(Records from a data collection)
↓↓↓
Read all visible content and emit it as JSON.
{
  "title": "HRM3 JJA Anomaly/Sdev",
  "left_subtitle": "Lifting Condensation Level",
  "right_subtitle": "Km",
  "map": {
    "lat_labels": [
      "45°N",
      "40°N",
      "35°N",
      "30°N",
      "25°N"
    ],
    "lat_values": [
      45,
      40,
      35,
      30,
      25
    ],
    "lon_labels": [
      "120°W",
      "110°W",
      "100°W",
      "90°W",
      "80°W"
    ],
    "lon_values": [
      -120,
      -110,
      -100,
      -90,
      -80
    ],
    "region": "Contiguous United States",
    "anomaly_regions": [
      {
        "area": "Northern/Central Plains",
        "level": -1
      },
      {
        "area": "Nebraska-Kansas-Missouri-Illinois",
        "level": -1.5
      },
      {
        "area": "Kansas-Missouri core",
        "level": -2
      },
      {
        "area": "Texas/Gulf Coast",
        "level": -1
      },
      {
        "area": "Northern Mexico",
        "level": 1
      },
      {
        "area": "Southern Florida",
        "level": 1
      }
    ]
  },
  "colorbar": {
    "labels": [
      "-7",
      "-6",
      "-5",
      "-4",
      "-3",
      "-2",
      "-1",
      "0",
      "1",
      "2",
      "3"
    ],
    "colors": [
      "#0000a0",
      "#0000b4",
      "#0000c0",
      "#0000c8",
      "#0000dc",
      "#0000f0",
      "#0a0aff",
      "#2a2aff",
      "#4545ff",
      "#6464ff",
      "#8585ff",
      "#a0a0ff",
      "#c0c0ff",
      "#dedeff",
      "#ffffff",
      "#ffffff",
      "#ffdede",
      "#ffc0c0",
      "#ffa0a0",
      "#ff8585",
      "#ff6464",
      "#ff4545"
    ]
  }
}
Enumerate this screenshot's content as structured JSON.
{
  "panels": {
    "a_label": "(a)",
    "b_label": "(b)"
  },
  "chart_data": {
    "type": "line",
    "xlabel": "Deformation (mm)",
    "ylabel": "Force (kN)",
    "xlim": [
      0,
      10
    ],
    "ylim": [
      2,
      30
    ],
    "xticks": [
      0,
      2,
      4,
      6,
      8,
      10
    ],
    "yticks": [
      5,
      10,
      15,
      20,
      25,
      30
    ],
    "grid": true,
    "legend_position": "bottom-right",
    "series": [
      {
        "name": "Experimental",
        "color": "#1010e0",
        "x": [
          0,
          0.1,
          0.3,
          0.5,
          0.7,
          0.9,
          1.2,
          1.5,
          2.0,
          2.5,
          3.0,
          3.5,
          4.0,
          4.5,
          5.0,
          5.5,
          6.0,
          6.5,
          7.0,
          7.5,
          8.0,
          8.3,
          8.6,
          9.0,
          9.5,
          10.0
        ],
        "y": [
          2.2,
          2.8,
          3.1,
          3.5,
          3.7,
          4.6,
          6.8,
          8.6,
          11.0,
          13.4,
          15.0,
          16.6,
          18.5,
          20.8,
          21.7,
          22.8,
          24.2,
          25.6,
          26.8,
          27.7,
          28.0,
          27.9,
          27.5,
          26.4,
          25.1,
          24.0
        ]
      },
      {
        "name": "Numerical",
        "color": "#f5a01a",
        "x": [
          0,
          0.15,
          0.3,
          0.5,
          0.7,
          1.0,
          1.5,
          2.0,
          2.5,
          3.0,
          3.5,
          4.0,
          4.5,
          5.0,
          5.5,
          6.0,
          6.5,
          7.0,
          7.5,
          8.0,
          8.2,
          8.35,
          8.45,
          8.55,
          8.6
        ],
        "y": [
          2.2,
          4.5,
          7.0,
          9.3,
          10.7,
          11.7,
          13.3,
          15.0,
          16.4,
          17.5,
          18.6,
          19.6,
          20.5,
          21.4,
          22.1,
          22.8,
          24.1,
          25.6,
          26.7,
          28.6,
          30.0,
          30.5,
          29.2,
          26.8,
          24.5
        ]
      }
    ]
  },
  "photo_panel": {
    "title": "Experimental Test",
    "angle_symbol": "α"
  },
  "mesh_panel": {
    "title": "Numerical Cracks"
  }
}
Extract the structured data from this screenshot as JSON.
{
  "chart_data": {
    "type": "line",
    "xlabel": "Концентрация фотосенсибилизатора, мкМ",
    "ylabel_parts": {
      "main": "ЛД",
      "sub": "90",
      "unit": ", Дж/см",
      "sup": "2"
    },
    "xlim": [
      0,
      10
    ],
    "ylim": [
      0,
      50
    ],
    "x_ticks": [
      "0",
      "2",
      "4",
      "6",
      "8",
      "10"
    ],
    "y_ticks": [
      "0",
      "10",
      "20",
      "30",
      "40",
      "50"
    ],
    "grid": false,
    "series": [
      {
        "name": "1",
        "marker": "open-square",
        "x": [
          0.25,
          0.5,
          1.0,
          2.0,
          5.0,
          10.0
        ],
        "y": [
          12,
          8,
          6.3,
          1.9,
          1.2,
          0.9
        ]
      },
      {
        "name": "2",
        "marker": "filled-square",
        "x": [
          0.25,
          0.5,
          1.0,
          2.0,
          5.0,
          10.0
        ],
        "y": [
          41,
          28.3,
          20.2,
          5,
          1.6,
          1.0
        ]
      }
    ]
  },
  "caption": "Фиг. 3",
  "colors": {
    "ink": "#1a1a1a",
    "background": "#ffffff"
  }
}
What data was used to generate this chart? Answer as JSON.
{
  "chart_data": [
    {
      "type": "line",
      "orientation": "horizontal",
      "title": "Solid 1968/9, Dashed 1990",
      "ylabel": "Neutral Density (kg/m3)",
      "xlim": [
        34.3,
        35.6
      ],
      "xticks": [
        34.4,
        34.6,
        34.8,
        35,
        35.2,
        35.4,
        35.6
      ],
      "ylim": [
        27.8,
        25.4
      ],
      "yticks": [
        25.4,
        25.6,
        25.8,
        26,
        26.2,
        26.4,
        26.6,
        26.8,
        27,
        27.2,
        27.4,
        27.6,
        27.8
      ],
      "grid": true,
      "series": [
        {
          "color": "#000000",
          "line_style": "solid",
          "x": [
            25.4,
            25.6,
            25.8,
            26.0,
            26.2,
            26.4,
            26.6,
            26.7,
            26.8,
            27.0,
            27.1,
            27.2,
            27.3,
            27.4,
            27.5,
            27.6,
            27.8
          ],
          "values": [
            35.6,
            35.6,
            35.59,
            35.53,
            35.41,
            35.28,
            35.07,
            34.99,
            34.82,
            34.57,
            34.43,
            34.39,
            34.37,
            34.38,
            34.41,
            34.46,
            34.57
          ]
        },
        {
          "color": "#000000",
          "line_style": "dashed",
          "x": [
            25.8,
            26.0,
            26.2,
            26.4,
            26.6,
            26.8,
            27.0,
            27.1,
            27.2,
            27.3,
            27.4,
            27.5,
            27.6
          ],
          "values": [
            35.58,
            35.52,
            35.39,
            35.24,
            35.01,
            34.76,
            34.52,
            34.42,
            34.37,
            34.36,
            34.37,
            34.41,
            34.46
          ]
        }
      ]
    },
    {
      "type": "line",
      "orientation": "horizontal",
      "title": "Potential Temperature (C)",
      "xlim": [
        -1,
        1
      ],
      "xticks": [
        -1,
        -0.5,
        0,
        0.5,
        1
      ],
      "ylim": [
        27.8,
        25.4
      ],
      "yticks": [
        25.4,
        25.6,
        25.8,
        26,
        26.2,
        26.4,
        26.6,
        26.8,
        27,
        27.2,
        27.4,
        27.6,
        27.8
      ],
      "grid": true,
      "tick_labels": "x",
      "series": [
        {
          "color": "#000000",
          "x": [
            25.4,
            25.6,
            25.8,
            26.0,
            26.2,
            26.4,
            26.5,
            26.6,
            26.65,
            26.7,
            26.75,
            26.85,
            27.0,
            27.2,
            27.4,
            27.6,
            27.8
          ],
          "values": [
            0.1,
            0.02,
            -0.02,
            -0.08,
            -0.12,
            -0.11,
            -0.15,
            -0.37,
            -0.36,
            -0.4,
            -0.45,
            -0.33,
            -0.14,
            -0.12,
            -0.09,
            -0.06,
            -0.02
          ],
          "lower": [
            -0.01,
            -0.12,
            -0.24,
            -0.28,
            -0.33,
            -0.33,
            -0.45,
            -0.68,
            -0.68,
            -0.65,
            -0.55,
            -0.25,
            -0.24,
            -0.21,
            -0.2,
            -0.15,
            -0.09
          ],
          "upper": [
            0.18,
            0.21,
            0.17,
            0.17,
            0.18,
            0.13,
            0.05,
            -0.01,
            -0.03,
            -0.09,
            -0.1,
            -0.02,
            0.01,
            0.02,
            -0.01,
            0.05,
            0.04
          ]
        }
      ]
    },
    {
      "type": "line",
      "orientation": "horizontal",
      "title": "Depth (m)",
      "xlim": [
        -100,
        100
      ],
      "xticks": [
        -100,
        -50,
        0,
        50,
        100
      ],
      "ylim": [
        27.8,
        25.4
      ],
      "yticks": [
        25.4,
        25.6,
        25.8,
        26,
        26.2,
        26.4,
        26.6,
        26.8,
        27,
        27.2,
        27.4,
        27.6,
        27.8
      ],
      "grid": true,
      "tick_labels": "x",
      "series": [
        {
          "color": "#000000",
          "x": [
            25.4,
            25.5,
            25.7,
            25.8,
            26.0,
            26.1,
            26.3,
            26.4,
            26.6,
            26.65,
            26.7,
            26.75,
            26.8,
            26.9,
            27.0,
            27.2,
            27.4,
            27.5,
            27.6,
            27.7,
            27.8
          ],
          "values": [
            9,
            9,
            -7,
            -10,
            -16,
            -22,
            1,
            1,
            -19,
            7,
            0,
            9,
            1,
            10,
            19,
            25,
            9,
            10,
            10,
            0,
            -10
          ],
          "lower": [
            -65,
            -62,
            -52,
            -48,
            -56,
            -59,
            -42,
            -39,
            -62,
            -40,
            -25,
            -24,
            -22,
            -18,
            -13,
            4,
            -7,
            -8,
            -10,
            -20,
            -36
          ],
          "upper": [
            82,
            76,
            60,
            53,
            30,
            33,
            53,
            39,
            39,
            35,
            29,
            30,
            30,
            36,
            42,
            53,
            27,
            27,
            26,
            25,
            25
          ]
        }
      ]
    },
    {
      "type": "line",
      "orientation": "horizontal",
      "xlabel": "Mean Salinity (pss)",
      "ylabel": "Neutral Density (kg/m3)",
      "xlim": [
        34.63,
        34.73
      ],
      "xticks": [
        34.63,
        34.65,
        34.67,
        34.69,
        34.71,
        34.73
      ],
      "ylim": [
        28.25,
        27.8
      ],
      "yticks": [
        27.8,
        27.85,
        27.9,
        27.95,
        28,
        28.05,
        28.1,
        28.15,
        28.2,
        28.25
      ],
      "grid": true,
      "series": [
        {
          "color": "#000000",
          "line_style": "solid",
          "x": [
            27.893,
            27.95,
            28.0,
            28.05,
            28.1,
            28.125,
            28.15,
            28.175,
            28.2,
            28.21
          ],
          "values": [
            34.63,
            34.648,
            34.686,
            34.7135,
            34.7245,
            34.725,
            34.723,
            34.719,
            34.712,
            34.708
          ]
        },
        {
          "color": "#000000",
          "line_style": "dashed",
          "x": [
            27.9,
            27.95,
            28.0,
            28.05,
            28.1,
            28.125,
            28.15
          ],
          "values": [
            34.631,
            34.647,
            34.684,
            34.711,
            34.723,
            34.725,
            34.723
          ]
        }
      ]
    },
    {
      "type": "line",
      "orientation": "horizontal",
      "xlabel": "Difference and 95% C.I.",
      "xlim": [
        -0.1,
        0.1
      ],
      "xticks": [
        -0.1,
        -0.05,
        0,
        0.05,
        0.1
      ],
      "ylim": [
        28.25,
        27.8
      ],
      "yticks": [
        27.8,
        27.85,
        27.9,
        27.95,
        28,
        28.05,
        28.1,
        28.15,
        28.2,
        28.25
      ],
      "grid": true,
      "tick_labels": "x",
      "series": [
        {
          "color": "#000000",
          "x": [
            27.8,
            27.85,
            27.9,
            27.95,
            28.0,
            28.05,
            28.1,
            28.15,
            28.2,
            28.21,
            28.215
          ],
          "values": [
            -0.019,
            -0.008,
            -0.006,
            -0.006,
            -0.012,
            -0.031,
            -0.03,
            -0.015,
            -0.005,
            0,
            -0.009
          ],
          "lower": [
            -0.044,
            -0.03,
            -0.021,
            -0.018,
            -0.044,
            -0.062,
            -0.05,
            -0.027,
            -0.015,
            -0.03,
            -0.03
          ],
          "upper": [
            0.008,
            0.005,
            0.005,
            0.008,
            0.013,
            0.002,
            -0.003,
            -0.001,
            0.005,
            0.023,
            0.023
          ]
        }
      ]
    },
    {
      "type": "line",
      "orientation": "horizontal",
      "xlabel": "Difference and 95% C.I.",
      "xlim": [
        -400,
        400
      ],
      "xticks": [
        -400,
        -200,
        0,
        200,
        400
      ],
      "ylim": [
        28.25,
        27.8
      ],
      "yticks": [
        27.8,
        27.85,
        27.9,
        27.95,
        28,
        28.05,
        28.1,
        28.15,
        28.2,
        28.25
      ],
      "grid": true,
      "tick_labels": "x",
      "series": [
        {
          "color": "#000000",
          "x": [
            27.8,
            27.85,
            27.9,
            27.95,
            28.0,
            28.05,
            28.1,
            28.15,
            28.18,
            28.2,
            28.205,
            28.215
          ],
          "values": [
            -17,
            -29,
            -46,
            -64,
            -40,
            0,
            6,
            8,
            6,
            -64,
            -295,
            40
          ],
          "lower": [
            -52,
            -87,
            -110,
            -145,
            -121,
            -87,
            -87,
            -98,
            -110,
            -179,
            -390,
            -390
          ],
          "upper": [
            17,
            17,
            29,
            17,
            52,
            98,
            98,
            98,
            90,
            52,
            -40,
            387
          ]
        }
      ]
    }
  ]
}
↑↑↑
__Set exercise__.
Copy out each line of the listing that holds "this".

__Written answer__.
Enumerate this screenshot's content as structured JSON.
Extract the structured data from this screenshot as JSON.
What data was used to generate this chart? Answer as JSON.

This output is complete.